Set exercise | Scan the entries below. List each line with "this".
** START Extracted records **
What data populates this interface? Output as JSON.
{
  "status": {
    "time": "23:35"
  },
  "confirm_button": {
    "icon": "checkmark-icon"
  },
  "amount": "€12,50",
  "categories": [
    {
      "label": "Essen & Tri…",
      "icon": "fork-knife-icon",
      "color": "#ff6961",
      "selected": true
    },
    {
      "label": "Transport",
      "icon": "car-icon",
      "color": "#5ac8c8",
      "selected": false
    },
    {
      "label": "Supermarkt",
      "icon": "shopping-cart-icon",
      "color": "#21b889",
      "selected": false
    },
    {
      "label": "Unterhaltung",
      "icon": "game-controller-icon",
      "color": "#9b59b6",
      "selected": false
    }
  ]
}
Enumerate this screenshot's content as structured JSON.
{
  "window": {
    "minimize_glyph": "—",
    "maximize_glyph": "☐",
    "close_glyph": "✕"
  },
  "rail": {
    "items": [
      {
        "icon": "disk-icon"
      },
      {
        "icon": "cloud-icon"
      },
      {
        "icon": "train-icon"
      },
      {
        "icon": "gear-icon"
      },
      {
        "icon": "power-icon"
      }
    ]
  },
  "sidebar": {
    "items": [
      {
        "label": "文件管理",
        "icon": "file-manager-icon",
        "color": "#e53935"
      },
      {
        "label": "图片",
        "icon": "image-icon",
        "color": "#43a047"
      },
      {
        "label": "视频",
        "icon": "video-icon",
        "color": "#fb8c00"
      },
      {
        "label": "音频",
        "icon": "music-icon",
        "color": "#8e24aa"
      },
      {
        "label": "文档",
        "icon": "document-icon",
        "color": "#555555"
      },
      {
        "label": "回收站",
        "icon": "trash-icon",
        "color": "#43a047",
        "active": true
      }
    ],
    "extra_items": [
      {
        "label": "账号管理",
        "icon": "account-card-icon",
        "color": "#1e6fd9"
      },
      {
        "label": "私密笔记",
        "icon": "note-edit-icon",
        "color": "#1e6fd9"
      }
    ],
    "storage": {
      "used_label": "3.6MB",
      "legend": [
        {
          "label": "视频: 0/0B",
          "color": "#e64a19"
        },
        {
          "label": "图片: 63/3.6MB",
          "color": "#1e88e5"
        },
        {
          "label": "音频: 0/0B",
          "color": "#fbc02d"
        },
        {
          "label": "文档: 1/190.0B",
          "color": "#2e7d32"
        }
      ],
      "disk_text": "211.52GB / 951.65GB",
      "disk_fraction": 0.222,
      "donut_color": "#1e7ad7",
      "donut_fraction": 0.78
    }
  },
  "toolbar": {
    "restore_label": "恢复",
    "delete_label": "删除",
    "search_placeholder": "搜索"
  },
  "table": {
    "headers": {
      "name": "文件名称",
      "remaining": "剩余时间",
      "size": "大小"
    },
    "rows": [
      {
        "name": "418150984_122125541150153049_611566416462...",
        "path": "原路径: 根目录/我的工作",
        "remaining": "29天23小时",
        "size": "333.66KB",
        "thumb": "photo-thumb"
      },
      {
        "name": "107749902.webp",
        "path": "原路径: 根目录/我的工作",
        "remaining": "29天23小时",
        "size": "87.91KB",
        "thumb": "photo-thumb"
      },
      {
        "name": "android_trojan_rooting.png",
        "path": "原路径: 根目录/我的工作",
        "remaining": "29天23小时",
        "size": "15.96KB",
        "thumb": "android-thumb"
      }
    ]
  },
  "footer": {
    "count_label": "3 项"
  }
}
** END Extracted records **
Written solution |
What data populates this interface? Output as JSON.
Enumerate this screenshot's content as structured JSON.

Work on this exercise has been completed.